Extracted data entries:
═══

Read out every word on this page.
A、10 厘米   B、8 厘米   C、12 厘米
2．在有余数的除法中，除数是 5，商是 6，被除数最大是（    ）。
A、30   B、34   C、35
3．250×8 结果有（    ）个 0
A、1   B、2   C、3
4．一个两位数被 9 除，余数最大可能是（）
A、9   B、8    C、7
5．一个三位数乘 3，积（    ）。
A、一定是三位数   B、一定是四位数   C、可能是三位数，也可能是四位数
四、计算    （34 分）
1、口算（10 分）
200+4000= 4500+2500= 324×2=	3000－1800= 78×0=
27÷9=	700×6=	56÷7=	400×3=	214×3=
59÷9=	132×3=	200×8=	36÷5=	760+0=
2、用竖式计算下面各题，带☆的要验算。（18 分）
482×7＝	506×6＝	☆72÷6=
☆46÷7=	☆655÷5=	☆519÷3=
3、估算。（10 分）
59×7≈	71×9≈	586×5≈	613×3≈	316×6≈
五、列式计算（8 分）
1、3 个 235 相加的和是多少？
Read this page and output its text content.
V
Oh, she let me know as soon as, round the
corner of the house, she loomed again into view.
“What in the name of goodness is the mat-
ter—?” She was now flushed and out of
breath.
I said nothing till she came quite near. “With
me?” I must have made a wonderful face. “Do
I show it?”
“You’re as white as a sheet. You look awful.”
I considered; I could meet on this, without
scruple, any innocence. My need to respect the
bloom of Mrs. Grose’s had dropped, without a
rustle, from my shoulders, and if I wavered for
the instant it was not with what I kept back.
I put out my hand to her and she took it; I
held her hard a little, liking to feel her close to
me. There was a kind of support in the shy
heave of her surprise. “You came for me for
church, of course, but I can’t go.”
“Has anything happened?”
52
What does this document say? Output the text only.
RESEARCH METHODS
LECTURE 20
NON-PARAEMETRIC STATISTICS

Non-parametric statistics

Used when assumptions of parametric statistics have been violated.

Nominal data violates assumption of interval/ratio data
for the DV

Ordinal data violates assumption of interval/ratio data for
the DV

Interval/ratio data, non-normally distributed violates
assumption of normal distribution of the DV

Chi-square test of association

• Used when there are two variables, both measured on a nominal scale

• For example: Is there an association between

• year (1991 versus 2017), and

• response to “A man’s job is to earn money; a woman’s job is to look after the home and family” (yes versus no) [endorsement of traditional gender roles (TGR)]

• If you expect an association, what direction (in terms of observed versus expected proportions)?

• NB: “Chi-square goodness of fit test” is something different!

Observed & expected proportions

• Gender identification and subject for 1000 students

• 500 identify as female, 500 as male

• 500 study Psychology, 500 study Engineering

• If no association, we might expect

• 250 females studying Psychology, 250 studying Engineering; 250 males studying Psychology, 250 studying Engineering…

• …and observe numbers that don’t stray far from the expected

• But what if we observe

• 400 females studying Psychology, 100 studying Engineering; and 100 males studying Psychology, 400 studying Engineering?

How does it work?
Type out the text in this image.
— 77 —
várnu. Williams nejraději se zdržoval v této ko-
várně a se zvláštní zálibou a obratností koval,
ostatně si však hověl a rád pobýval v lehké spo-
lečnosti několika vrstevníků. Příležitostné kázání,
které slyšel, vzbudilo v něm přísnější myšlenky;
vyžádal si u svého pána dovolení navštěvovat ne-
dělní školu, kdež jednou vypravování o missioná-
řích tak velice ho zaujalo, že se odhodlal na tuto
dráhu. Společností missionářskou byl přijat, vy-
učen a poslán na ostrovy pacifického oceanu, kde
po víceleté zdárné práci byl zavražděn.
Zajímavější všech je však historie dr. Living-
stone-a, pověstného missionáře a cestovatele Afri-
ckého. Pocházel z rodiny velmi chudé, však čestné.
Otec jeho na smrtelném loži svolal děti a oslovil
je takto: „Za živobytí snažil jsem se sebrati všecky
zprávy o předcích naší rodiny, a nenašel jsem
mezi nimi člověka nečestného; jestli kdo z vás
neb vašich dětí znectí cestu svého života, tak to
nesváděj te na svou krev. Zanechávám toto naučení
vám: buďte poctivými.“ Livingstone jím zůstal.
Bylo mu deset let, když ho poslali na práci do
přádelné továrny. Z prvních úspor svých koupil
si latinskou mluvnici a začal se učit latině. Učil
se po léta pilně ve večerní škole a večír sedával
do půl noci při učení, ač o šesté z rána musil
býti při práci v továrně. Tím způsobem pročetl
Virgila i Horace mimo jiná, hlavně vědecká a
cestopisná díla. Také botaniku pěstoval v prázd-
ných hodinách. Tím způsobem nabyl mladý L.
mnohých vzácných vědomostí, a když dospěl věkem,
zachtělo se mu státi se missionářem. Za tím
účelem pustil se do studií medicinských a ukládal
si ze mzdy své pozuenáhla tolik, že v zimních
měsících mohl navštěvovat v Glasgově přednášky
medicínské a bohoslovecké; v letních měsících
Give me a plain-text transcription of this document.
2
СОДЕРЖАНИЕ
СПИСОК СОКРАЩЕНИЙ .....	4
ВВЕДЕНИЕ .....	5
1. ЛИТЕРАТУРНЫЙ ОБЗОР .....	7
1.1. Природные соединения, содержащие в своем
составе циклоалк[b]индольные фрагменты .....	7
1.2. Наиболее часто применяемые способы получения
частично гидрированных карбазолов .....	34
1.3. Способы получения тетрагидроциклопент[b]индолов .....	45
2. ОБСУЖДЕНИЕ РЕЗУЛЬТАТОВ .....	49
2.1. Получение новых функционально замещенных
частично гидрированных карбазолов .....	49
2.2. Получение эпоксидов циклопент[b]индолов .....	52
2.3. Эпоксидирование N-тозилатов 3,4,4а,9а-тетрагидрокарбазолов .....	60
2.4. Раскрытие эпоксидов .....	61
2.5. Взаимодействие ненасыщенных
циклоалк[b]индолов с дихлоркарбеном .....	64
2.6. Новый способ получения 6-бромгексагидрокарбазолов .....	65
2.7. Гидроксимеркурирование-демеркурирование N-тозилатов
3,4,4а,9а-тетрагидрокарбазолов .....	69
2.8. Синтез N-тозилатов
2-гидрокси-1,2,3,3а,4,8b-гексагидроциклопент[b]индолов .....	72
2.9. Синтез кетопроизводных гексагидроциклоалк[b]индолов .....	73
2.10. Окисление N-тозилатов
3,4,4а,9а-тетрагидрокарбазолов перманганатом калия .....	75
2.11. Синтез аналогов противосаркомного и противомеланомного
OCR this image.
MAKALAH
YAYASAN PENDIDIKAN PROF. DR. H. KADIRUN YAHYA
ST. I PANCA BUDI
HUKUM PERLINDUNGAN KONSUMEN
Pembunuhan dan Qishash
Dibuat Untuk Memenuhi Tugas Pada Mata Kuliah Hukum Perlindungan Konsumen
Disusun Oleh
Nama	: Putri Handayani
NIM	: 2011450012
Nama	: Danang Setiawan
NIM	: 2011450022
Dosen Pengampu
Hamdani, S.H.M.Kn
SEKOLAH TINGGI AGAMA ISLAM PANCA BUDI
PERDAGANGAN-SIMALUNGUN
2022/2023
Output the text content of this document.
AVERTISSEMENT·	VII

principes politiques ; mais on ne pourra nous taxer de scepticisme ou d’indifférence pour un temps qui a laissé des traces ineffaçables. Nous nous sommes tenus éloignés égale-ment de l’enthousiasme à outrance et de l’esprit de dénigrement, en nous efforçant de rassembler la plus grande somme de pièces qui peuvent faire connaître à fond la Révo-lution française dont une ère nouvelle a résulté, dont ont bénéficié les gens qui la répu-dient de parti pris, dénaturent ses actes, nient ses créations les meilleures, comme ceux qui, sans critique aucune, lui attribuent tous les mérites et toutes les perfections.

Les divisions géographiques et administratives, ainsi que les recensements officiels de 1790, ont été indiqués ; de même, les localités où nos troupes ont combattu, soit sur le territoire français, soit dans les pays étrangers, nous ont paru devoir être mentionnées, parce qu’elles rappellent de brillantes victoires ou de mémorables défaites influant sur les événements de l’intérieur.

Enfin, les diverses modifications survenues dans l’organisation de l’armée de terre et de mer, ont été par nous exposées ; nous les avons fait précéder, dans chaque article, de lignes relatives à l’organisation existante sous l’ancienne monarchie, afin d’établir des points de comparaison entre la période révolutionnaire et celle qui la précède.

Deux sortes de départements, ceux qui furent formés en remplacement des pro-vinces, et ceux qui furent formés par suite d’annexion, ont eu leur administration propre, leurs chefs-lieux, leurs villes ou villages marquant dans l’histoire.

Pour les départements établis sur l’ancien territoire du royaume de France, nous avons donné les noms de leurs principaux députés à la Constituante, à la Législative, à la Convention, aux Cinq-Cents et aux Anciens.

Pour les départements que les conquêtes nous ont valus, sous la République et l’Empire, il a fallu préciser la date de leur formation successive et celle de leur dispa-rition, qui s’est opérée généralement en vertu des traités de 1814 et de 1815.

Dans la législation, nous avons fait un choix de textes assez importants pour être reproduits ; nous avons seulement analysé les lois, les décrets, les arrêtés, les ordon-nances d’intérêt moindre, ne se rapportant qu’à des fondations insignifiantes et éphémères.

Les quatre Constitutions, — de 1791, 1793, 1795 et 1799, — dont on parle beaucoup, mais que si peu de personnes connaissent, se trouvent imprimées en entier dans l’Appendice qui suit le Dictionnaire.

═══

# STATED EXERCISE
Report every line containing the word "způsobem" from the listing above.

# EXERCISE SOLUTION
býti při práci v továrně. Tím způsobem pročetl
ných hodinách. Tím způsobem nabyl mladý L.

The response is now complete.